Supplied material ::

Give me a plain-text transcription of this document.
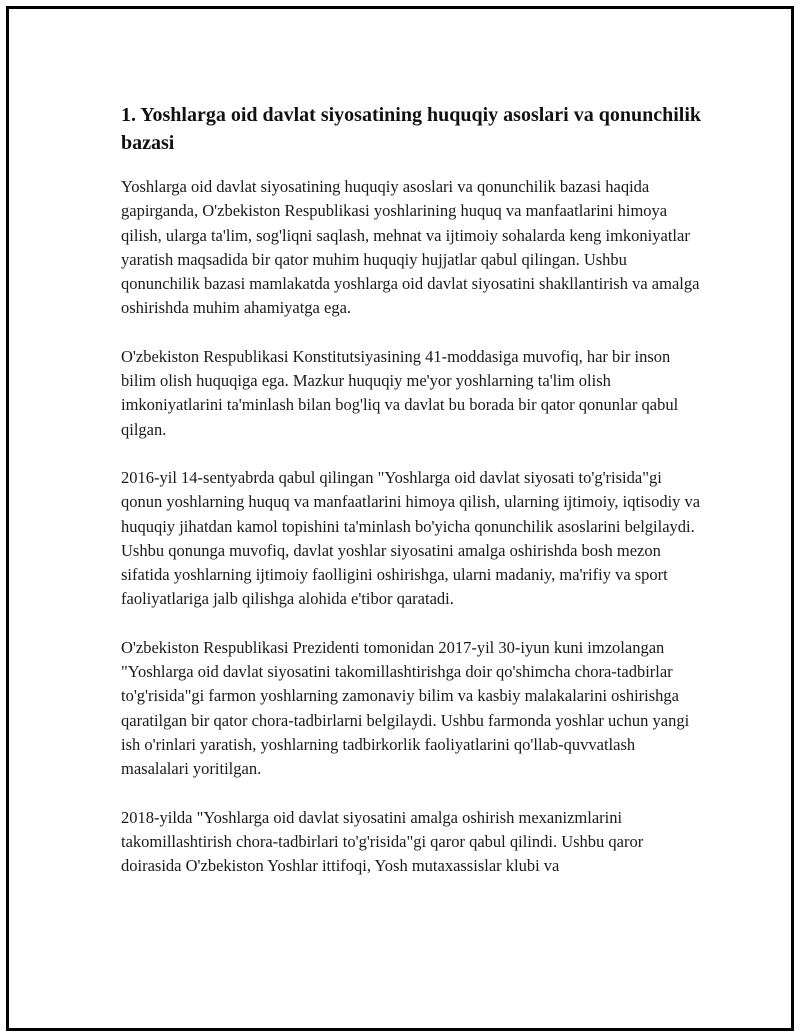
1. Yoshlarga oid davlat siyosatining huquqiy asoslari va qonunchilik bazasi

Yoshlarga oid davlat siyosatining huquqiy asoslari va qonunchilik bazasi haqida gapirganda, O'zbekiston Respublikasi yoshlarining huquq va manfaatlarini himoya qilish, ularga ta'lim, sog'liqni saqlash, mehnat va ijtimoiy sohalarda keng imkoniyatlar yaratish maqsadida bir qator muhim huquqiy hujjatlar qabul qilingan. Ushbu qonunchilik bazasi mamlakatda yoshlarga oid davlat siyosatini shakllantirish va amalga oshirishda muhim ahamiyatga ega.

O'zbekiston Respublikasi Konstitutsiyasining 41-moddasiga muvofiq, har bir inson bilim olish huquqiga ega. Mazkur huquqiy me'yor yoshlarning ta'lim olish imkoniyatlarini ta'minlash bilan bog'liq va davlat bu borada bir qator qonunlar qabul qilgan.

2016-yil 14-sentyabrda qabul qilingan "Yoshlarga oid davlat siyosati to'g'risida"gi qonun yoshlarning huquq va manfaatlarini himoya qilish, ularning ijtimoiy, iqtisodiy va huquqiy jihatdan kamol topishini ta'minlash bo'yicha qonunchilik asoslarini belgilaydi. Ushbu qonunga muvofiq, davlat yoshlar siyosatini amalga oshirishda bosh mezon sifatida yoshlarning ijtimoiy faolligini oshirishga, ularni madaniy, ma'rifiy va sport faoliyatlariga jalb qilishga alohida e'tibor qaratadi.

O'zbekiston Respublikasi Prezidenti tomonidan 2017-yil 30-iyun kuni imzolangan "Yoshlarga oid davlat siyosatini takomillashtirishga doir qo'shimcha chora-tadbirlar to'g'risida"gi farmon yoshlarning zamonaviy bilim va kasbiy malakalarini oshirishga qaratilgan bir qator chora-tadbirlarni belgilaydi. Ushbu farmonda yoshlar uchun yangi ish o'rinlari yaratish, yoshlarning tadbirkorlik faoliyatlarini qo'llab-quvvatlash masalalari yoritilgan.

2018-yilda "Yoshlarga oid davlat siyosatini amalga oshirish mexanizmlarini takomillashtirish chora-tadbirlari to'g'risida"gi qaror qabul qilindi. Ushbu qaror doirasida O'zbekiston Yoshlar ittifoqi, Yosh mutaxassislar klubi va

Requirements :: Write out the listing above exactly as it stands, pictures excluded.

Answer to this task ::
Give me a plain-text transcription of this document.
1. Yoshlarga oid davlat siyosatining huquqiy asoslari va qonunchilik bazasi

Yoshlarga oid davlat siyosatining huquqiy asoslari va qonunchilik bazasi haqida gapirganda, O'zbekiston Respublikasi yoshlarining huquq va manfaatlarini himoya qilish, ularga ta'lim, sog'liqni saqlash, mehnat va ijtimoiy sohalarda keng imkoniyatlar yaratish maqsadida bir qator muhim huquqiy hujjatlar qabul qilingan. Ushbu qonunchilik bazasi mamlakatda yoshlarga oid davlat siyosatini shakllantirish va amalga oshirishda muhim ahamiyatga ega.

O'zbekiston Respublikasi Konstitutsiyasining 41-moddasiga muvofiq, har bir inson bilim olish huquqiga ega. Mazkur huquqiy me'yor yoshlarning ta'lim olish imkoniyatlarini ta'minlash bilan bog'liq va davlat bu borada bir qator qonunlar qabul qilgan.

2016-yil 14-sentyabrda qabul qilingan "Yoshlarga oid davlat siyosati to'g'risida"gi qonun yoshlarning huquq va manfaatlarini himoya qilish, ularning ijtimoiy, iqtisodiy va huquqiy jihatdan kamol topishini ta'minlash bo'yicha qonunchilik asoslarini belgilaydi. Ushbu qonunga muvofiq, davlat yoshlar siyosatini amalga oshirishda bosh mezon sifatida yoshlarning ijtimoiy faolligini oshirishga, ularni madaniy, ma'rifiy va sport faoliyatlariga jalb qilishga alohida e'tibor qaratadi.

O'zbekiston Respublikasi Prezidenti tomonidan 2017-yil 30-iyun kuni imzolangan "Yoshlarga oid davlat siyosatini takomillashtirishga doir qo'shimcha chora-tadbirlar to'g'risida"gi farmon yoshlarning zamonaviy bilim va kasbiy malakalarini oshirishga qaratilgan bir qator chora-tadbirlarni belgilaydi. Ushbu farmonda yoshlar uchun yangi ish o'rinlari yaratish, yoshlarning tadbirkorlik faoliyatlarini qo'llab-quvvatlash masalalari yoritilgan.

2018-yilda "Yoshlarga oid davlat siyosatini amalga oshirish mexanizmlarini takomillashtirish chora-tadbirlari to'g'risida"gi qaror qabul qilindi. Ushbu qaror doirasida O'zbekiston Yoshlar ittifoqi, Yosh mutaxassislar klubi va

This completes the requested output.